*Written task 1*:
Echo the stretch of the systemd bug thread from "OK, thanks for" through "for helping along!" word for word.
*Written task 2*:
Duplicate the stretch of the listing from the line containing "pagination-page[interactable]: 2 —" through the end of the listing, both ends included, without changing anything.

==== Extracted text ====

Bug#808151: systemd: failed to start remount root and kernel file system

2015-12-20 Thread Frank B. Brokken
Dear Michael Biebl, you wrote:
> Here is a more complete log excerpt for v228 (full log attached)
> 
> > Dez 20 01:27:42 debian systemd[1]: -.mount: Changed dead -> mounted
...
> 
> So the best guess is that the timing in v228 changed a little (some code
> paths became faster). This would confirm Frank's findings that enabling
> verbose output (which slows down boot a bit) made it less likely to hit.
> 
> Martin has been working/debugging the tentative stuff in the past, so
> maybe he has some insights here.
> 
> We should probably also involve upstream at some point.

OK, thanks for the help and (for me at least) final conclusion. For me
personally the problem has been solved: for the time being I'm happy with 227,
and I'm sure that the problem will soon be fixed.

Thanks again for helping along!

==== Supplied records ====

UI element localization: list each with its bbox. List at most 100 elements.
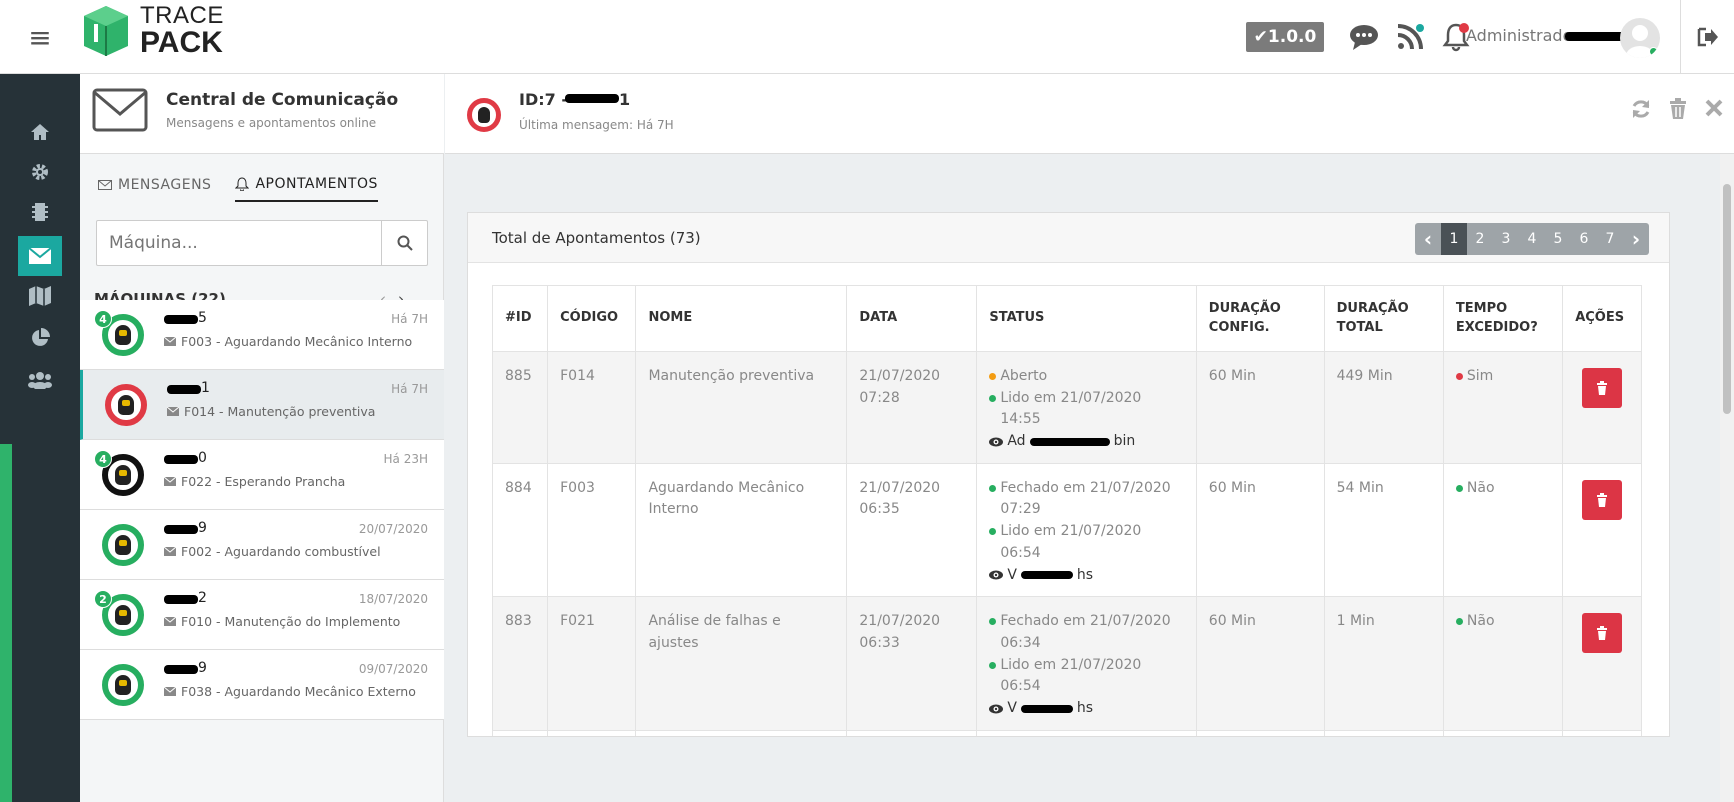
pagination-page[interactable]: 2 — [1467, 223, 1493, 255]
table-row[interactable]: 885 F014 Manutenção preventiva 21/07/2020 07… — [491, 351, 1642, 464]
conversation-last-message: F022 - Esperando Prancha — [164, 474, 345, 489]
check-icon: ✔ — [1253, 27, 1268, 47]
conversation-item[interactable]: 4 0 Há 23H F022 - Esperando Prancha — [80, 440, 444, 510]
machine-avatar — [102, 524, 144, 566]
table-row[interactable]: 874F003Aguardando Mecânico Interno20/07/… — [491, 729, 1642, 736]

====

*Written response 1*:
OK, thanks for the help and (for me at least) final conclusion. For me
personally the problem has been solved: for the time being I'm happy with 227,
and I'm sure that the problem will soon be fixed.

Thanks again for helping along!

*Written response 2*:
pagination-page[interactable]: 2 — [1467, 223, 1493, 255]
table-row[interactable]: 885 F014 Manutenção preventiva 21/07/2020 07… — [491, 351, 1642, 464]
conversation-last-message: F022 - Esperando Prancha — [164, 474, 345, 489]
check-icon: ✔ — [1253, 27, 1268, 47]
conversation-item[interactable]: 4 0 Há 23H F022 - Esperando Prancha — [80, 440, 444, 510]
machine-avatar — [102, 524, 144, 566]
table-row[interactable]: 874F003Aguardando Mecânico Interno20/07/… — [491, 729, 1642, 736]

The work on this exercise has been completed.